◆ **What is needed**:
Review the listing and copy each line that holds the word "with".

Stored dataset items
--- start ---
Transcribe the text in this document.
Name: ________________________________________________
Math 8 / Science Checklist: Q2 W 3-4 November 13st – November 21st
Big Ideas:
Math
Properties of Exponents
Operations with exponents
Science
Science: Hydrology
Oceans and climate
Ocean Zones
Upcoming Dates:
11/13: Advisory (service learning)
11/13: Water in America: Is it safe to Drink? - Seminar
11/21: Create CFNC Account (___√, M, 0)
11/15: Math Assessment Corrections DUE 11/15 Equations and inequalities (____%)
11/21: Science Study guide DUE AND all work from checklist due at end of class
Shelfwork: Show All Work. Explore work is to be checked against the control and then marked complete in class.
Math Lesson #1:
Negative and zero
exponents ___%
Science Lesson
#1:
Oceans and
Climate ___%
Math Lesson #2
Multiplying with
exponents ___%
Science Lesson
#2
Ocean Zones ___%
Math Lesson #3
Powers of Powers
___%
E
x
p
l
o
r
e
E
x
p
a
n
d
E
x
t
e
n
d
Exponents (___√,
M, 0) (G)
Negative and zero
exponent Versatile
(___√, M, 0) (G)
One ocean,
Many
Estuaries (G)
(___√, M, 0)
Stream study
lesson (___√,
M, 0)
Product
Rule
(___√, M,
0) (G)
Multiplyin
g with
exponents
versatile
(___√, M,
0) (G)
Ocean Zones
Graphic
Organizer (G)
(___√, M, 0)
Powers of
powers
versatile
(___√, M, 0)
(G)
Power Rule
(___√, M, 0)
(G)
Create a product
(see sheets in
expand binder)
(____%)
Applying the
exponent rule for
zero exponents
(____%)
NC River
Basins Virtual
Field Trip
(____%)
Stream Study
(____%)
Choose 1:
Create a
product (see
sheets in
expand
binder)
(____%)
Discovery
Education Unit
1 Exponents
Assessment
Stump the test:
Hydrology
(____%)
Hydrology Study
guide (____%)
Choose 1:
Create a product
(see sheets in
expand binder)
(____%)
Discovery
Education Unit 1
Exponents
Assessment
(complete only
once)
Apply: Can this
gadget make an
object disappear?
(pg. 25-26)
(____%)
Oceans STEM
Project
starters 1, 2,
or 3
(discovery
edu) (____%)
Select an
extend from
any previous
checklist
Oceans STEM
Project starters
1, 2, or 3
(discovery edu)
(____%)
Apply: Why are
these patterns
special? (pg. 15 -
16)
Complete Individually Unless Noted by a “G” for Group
--- end ---
◆ **Exercise answer**:
Operations with exponents
Multiplying with
g with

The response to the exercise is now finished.